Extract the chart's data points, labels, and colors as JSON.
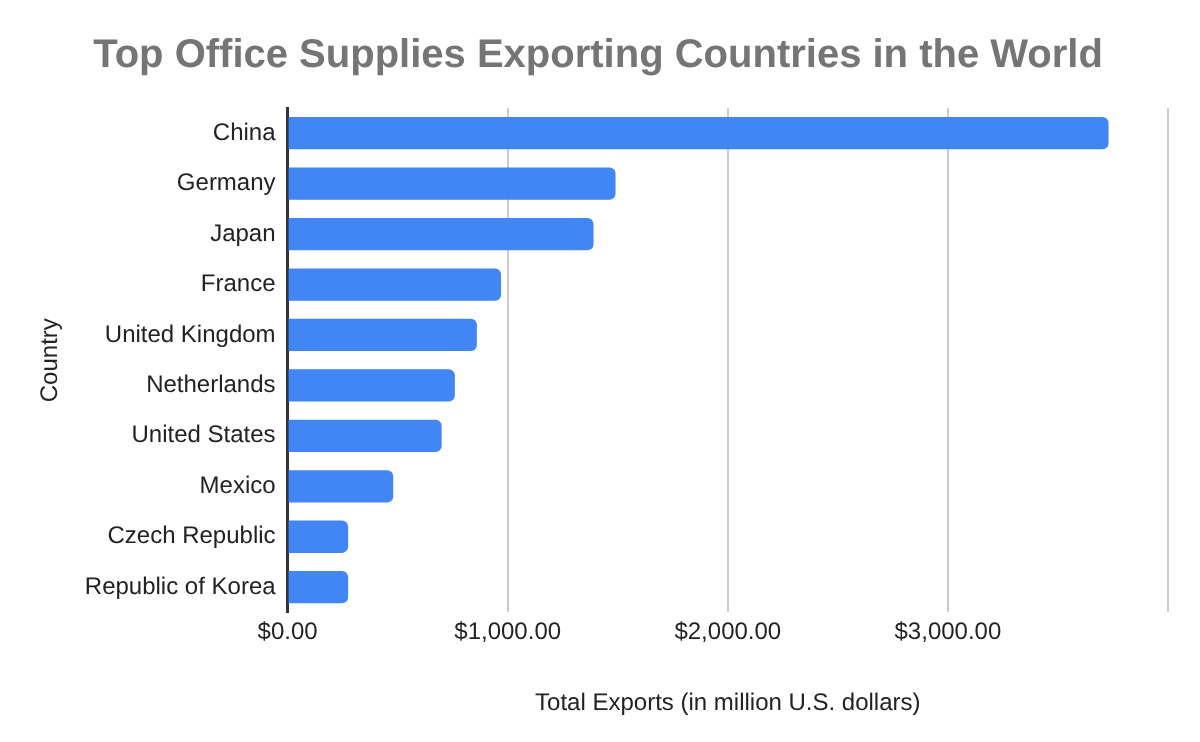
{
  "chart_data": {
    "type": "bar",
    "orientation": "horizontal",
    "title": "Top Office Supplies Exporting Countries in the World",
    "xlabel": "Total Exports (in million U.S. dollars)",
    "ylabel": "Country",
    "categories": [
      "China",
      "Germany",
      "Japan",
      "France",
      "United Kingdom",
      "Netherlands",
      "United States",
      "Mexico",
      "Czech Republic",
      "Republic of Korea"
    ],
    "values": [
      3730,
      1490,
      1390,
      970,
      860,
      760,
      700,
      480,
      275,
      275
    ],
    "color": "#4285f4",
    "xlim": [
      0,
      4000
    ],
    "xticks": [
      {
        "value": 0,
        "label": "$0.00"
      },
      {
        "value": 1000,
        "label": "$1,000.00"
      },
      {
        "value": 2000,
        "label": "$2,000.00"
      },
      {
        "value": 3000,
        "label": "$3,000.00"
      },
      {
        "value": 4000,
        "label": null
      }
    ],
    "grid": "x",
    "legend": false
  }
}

■ Exercise details:
Omit each picture, then return all of the listing exactly as it stands.

■ Answer to this task:
Extract the chart's data points, labels, and colors as JSON.
{
  "chart_data": {
    "type": "bar",
    "orientation": "horizontal",
    "title": "Top Office Supplies Exporting Countries in the World",
    "xlabel": "Total Exports (in million U.S. dollars)",
    "ylabel": "Country",
    "categories": [
      "China",
      "Germany",
      "Japan",
      "France",
      "United Kingdom",
      "Netherlands",
      "United States",
      "Mexico",
      "Czech Republic",
      "Republic of Korea"
    ],
    "values": [
      3730,
      1490,
      1390,
      970,
      860,
      760,
      700,
      480,
      275,
      275
    ],
    "color": "#4285f4",
    "xlim": [
      0,
      4000
    ],
    "xticks": [
      {
        "value": 0,
        "label": "$0.00"
      },
      {
        "value": 1000,
        "label": "$1,000.00"
      },
      {
        "value": 2000,
        "label": "$2,000.00"
      },
      {
        "value": 3000,
        "label": "$3,000.00"
      },
      {
        "value": 4000,
        "label": null
      }
    ],
    "grid": "x",
    "legend": false
  }
}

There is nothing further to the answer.